#### DATA SUPPLIED ####

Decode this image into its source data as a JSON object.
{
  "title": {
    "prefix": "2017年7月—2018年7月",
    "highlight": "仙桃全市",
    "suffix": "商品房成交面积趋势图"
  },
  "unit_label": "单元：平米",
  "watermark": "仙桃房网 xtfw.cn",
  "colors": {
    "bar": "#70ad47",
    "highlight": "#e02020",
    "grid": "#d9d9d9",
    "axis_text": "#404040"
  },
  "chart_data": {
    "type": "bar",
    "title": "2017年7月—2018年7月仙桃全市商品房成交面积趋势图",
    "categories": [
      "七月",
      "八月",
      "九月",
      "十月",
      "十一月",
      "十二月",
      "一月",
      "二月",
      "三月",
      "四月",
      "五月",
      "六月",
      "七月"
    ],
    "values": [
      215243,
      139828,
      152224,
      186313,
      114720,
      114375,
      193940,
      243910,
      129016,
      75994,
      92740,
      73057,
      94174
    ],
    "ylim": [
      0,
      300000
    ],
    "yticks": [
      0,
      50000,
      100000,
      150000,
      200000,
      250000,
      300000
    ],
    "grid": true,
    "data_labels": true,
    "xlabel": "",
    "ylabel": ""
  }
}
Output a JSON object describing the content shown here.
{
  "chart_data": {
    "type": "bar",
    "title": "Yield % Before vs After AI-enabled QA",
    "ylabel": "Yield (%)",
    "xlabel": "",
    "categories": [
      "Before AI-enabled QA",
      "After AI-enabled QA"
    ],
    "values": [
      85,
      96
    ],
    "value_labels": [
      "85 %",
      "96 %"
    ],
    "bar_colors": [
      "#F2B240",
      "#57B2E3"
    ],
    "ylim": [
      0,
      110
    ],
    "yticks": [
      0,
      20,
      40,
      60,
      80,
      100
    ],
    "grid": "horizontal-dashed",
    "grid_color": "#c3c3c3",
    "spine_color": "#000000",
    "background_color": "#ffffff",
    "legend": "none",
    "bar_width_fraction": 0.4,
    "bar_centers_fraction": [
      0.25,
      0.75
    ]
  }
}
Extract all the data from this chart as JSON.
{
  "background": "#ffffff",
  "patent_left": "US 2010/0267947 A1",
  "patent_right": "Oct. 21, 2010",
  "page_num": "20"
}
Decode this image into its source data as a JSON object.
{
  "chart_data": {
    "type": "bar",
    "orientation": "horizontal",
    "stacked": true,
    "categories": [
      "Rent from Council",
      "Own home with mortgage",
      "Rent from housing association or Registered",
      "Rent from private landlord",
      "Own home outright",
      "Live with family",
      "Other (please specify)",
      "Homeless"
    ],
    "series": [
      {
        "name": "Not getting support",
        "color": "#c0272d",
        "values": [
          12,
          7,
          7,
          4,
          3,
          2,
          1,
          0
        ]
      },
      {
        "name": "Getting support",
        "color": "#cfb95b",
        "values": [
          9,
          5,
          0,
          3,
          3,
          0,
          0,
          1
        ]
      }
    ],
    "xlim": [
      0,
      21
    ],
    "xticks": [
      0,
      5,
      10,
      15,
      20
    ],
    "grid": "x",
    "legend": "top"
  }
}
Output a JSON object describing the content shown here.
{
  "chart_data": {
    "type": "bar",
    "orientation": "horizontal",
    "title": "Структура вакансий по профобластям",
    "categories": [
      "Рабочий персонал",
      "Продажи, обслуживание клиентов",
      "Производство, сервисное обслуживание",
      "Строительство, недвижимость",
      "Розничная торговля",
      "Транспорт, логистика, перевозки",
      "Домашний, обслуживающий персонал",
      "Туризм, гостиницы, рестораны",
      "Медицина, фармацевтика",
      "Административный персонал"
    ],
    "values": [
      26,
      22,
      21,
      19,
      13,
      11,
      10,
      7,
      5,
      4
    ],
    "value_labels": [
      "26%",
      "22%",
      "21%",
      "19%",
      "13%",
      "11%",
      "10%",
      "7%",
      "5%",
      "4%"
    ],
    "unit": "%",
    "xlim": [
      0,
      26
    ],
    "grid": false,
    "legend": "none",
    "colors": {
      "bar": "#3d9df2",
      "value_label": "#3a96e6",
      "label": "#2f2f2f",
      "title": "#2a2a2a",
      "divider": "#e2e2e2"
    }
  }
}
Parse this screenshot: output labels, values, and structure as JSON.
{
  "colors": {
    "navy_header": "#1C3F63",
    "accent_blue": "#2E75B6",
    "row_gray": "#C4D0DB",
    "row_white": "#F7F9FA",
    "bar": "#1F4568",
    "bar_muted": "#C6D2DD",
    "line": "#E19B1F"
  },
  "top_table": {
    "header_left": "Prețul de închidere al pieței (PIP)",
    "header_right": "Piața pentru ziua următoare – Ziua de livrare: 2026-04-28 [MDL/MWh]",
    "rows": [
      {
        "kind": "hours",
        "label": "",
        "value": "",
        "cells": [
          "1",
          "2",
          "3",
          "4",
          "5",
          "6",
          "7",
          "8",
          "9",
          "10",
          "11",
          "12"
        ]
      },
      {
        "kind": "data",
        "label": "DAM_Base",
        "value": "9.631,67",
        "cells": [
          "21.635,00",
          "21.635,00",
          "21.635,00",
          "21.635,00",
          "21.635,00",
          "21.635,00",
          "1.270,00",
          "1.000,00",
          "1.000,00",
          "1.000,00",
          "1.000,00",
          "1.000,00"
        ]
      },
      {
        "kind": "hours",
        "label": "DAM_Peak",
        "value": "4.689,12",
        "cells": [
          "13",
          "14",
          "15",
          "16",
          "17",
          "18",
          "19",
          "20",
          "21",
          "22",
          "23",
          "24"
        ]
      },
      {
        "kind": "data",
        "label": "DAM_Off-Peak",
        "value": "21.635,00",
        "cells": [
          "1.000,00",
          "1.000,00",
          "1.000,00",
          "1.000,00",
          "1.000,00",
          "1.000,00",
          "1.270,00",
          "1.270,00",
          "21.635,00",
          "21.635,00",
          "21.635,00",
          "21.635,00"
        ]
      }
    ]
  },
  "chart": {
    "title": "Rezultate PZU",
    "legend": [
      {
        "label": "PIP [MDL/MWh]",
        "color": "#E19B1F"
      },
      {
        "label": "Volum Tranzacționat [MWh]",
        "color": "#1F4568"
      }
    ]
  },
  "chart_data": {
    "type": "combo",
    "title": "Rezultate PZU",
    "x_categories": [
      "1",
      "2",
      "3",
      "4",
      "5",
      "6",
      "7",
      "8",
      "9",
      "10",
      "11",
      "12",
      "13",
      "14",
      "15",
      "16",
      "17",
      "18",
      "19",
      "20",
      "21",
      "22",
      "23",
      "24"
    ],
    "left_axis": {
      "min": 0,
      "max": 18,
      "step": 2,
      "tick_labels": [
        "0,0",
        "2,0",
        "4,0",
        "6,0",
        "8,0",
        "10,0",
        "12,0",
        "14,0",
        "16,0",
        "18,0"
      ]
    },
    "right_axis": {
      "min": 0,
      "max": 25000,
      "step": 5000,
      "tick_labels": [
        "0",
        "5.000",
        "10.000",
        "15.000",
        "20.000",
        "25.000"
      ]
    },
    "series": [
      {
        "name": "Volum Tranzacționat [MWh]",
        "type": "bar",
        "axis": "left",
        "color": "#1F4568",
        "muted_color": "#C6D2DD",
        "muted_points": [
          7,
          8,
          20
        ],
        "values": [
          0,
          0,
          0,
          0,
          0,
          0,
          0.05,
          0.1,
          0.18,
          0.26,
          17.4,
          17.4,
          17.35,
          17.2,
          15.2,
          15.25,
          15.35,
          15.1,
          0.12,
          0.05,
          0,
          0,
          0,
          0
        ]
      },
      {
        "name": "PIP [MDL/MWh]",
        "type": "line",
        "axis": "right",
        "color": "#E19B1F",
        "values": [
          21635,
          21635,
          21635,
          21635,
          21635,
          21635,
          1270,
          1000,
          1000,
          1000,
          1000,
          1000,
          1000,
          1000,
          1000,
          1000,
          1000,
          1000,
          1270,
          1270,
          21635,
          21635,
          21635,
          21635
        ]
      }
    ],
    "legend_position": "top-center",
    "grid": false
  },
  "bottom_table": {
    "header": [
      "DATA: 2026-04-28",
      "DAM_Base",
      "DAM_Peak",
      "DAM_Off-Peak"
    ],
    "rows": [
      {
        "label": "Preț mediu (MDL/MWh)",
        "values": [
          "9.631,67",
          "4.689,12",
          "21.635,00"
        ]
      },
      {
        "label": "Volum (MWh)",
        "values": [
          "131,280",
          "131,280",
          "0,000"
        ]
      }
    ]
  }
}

####

# GIVEN TASK
What is the number of lines containing "true"? Give that number only.

# WRITTEN RESPONSE
3